# YOUR GOAL:
Write out all of the data without omission, exactly as shown.

Entries from a dataset
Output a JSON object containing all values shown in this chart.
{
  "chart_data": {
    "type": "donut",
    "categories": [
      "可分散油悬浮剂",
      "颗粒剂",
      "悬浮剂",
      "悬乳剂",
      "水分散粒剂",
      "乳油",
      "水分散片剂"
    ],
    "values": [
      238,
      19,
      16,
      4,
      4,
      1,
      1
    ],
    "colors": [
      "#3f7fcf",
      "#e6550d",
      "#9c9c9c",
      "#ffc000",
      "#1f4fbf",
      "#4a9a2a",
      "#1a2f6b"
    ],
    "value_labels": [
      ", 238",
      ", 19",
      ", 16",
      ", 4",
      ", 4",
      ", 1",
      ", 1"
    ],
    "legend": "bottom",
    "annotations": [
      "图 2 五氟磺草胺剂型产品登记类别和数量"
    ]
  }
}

# RESULT OF THIS TASK:
Output a JSON object containing all values shown in this chart.
{
  "chart_data": {
    "type": "donut",
    "categories": [
      "可分散油悬浮剂",
      "颗粒剂",
      "悬浮剂",
      "悬乳剂",
      "水分散粒剂",
      "乳油",
      "水分散片剂"
    ],
    "values": [
      238,
      19,
      16,
      4,
      4,
      1,
      1
    ],
    "colors": [
      "#3f7fcf",
      "#e6550d",
      "#9c9c9c",
      "#ffc000",
      "#1f4fbf",
      "#4a9a2a",
      "#1a2f6b"
    ],
    "value_labels": [
      ", 238",
      ", 19",
      ", 16",
      ", 4",
      ", 4",
      ", 1",
      ", 1"
    ],
    "legend": "bottom",
    "annotations": [
      "图 2 五氟磺草胺剂型产品登记类别和数量"
    ]
  }
}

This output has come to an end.